Records for the task >>
· · · · ·
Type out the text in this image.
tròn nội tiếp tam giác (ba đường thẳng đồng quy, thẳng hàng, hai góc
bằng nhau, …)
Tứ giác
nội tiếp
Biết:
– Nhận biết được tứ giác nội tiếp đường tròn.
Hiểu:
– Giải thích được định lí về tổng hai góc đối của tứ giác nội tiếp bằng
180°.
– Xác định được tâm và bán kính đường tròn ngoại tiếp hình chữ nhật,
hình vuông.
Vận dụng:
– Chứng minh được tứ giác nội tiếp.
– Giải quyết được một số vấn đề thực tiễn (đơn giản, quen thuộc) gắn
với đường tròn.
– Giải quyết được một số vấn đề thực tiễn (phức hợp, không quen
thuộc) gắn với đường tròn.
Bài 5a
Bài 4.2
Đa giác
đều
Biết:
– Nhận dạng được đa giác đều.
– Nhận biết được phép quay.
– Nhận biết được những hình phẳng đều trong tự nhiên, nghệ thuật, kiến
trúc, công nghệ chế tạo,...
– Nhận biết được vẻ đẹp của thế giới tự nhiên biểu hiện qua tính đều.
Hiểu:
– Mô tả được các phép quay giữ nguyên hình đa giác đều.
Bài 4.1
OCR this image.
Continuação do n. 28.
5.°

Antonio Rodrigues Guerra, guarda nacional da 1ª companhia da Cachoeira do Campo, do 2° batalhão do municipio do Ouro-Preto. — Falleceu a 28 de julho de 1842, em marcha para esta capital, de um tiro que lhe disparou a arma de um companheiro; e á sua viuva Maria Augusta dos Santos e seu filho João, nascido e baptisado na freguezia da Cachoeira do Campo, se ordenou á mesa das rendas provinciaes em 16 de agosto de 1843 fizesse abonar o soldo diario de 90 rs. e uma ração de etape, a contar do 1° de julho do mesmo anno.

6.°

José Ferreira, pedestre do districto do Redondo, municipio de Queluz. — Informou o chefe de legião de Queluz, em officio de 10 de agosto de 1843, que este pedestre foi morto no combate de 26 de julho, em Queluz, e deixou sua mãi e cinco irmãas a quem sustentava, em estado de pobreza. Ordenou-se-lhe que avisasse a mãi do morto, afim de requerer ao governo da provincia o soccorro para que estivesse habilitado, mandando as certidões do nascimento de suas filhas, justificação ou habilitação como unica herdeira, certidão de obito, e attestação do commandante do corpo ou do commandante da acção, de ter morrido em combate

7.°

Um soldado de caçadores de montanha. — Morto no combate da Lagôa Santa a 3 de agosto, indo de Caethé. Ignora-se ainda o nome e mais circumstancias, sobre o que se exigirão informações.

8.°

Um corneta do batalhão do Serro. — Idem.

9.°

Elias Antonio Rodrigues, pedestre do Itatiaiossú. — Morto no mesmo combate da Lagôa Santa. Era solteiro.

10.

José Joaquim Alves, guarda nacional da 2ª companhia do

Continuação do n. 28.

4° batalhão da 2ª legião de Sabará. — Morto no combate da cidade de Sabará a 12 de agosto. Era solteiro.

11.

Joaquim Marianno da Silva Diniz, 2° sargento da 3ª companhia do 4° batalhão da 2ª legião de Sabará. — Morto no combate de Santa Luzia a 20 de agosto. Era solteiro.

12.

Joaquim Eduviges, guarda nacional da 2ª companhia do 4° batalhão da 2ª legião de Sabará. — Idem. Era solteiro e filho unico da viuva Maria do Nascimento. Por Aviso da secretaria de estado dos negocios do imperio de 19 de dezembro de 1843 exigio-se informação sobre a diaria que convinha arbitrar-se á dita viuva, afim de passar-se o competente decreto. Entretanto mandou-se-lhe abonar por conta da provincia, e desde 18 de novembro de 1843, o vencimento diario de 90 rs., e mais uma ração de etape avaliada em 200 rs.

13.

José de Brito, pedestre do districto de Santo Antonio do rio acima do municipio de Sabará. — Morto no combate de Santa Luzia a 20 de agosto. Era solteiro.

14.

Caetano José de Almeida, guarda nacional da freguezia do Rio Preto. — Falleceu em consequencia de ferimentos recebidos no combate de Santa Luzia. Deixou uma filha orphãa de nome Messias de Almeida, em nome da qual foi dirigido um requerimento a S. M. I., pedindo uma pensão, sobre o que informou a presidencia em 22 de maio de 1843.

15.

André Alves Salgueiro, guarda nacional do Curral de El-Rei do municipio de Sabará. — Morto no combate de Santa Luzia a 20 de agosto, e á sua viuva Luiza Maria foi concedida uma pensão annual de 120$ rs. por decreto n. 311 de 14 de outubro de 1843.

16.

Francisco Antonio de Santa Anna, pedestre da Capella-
· · · · ·
Work through the records above line by line and count those that hold the string "quay". Give only the result.

2